* [Work instructions]: Extend the book review of Elizabeth Rushen's biography of Edmund Finn, picking up right after its final sentence.

Book Review by Frank O’Shea
GARRYOWEN UNMASKED. THE LIFE OF EDMUND FINN. By Elizabeth Rushen. Anchor Books 2022. 195 pp.
RP: $34.95
The name Edmund Finn is not widely known among the pioneers of early Victoria. Elizabeth Rushen’s book, as well as being a biography, covers a huge amount of mid-nineteenth-century Melbourne history, filling in many details of what the place was like, both before and after the discovery of gold.

The Finn family was one of 73 from Tipperary town and surrounds among the 206 Irish on the Royal Saxon out of Cork, arriving in Williamstown in July 1841. The family said they were from Galway, because they were afraid that their youngest boy, 19-year old Patrick, was suspected by authorities of association with one of the secret organisations like the Ribbonmen or the Whiteboys. William, the father of the family was a bootmaker, a trade that assured him of many customers in his new country.

* [Recorded information]:
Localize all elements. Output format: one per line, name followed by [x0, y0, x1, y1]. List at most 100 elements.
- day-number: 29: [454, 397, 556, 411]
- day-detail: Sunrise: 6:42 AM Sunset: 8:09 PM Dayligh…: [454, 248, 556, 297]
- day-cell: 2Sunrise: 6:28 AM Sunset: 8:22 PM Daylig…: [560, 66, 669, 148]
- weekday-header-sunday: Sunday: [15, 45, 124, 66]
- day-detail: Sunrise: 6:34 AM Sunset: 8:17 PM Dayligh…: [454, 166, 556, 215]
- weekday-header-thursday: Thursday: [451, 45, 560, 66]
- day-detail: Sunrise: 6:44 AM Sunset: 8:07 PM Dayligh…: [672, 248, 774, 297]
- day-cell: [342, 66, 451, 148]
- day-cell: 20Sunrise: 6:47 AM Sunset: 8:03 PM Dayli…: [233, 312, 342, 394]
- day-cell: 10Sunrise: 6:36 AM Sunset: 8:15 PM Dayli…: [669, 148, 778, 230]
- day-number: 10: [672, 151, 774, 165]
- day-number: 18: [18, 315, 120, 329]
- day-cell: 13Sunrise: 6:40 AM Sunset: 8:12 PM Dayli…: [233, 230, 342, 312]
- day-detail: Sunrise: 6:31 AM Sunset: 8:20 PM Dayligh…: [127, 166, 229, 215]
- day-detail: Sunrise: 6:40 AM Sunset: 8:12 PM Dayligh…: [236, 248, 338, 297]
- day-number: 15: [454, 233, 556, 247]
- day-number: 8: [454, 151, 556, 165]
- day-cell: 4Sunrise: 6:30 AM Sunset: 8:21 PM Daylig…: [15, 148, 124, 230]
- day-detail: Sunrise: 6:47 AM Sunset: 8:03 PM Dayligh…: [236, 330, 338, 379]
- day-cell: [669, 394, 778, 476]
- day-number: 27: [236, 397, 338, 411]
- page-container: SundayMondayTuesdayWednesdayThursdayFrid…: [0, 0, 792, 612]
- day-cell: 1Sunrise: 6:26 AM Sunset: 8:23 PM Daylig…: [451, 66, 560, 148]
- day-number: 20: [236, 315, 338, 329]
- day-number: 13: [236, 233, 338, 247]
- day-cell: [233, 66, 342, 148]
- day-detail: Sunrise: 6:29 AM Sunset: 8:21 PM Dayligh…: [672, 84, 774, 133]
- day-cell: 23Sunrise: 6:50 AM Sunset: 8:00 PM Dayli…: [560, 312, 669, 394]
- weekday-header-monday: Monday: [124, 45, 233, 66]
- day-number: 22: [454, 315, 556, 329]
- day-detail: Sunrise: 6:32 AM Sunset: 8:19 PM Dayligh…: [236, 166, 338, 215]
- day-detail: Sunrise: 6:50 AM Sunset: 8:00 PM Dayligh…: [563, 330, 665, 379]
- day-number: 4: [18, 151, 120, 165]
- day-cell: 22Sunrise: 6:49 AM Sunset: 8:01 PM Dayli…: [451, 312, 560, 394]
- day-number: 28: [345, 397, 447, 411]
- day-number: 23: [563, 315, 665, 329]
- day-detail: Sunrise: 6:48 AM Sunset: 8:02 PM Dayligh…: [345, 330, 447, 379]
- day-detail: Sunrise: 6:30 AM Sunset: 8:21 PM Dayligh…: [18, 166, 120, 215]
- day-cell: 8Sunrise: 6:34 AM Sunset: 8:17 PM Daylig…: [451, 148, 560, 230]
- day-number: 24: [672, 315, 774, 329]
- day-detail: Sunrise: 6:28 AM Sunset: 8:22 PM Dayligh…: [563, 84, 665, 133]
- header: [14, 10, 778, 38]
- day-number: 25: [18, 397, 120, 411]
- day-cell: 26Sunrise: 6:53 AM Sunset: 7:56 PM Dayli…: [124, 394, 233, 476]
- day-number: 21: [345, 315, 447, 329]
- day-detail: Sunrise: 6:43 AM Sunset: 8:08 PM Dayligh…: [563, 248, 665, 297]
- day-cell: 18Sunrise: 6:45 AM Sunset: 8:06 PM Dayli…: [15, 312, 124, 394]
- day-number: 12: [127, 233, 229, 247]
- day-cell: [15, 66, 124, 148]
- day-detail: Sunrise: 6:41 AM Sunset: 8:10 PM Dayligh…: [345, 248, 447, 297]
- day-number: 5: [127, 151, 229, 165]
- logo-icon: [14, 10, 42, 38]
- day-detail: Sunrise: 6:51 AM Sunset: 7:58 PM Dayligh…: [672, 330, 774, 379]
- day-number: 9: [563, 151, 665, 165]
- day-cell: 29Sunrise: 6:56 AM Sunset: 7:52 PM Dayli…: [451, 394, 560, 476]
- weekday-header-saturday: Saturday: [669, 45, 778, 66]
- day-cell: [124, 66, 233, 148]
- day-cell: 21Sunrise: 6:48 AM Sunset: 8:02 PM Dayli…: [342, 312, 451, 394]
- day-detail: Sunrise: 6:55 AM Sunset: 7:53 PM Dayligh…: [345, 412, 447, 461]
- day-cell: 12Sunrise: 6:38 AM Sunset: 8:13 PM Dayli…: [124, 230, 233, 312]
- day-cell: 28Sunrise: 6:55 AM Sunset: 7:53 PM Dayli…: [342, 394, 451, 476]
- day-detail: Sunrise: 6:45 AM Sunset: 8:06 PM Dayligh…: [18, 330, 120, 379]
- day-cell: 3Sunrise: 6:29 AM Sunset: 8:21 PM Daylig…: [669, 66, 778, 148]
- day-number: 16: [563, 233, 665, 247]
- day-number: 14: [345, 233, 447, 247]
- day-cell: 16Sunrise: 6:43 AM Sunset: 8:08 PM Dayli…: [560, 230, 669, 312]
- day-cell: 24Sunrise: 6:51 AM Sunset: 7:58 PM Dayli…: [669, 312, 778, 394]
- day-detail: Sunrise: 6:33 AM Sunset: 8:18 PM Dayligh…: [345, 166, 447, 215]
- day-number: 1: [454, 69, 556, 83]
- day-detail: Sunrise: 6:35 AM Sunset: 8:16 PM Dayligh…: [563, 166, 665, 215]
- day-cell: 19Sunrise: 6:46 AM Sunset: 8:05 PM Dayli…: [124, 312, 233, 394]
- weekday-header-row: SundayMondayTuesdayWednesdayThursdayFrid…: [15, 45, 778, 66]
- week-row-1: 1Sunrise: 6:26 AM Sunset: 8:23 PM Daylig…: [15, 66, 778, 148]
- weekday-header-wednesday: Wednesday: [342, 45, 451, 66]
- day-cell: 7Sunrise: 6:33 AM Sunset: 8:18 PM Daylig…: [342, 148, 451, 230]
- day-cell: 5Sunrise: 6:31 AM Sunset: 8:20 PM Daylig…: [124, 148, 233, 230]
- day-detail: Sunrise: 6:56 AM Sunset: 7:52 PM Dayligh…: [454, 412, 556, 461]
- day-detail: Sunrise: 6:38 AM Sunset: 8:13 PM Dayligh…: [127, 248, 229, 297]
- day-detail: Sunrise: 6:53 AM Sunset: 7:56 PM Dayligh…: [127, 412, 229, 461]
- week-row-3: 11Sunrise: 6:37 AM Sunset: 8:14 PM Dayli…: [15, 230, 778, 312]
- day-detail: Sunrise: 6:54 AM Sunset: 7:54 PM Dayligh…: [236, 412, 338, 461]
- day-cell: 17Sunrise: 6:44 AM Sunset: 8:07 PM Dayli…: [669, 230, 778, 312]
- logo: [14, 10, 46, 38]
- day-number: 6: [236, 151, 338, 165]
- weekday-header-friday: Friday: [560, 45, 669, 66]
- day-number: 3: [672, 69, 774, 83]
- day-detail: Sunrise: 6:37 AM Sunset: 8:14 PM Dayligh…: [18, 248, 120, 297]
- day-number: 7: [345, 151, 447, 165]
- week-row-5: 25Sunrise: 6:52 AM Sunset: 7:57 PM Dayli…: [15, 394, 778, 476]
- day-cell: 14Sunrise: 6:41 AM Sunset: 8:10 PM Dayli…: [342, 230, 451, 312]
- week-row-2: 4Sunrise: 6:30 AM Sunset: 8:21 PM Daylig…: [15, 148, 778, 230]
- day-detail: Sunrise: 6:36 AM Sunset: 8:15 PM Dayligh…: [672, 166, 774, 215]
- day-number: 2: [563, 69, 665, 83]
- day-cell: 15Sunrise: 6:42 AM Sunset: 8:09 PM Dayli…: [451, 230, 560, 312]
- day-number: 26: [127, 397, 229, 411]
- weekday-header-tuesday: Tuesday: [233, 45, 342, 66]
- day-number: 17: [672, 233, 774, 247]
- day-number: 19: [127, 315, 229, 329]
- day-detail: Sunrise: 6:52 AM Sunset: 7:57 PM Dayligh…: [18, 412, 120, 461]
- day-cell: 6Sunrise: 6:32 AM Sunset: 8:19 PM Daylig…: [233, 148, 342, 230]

* [Answer to this exercise]:
A name that appears frequently in the story of Edmund Finn is that of John O’Shannassy. Two years older than Finn, they attended the same school in Tipperary and renewed their friendship in Melbourne. O’Shannassy involved himself in local politics and was responsible for obtaining a well-paid position in the new Parliament House for his old schoolfriend, at that time earning his uncertain living as a journalist. He was described by one publication as ‘the father of the Melbourne press,’ the writer going on to express his ‘satisfaction at so fitting a termination to a long and arduous connection with the Press.’ His promotion was a bit of a cause celebre, it being known that O’Shanassy was favouring Irish Catholics wherever he could. Finn would remain in his government position for 27 years until seriously poor eyesight put an end to his work.
His family life was unhappy. He and his wife Anne had nine children, only five of whom reached adulthood. Reading between the lines, it might be easy to conclude that by today’s standards, he was not a good husband. Anne was committed to mental institutions on a number of occasions for reasons that ring hollow by modern understanding. He was disappointed in his three sons, all of whom he sent to top private schools of the time; the oldest two became journalists in publications that were either disreputable or anti-Irish; the third, Willy, was part of a group of young men in trouble with the police and died in unexplained circumstances at the age of 23. Not a great deal is known about his daughter Sissy.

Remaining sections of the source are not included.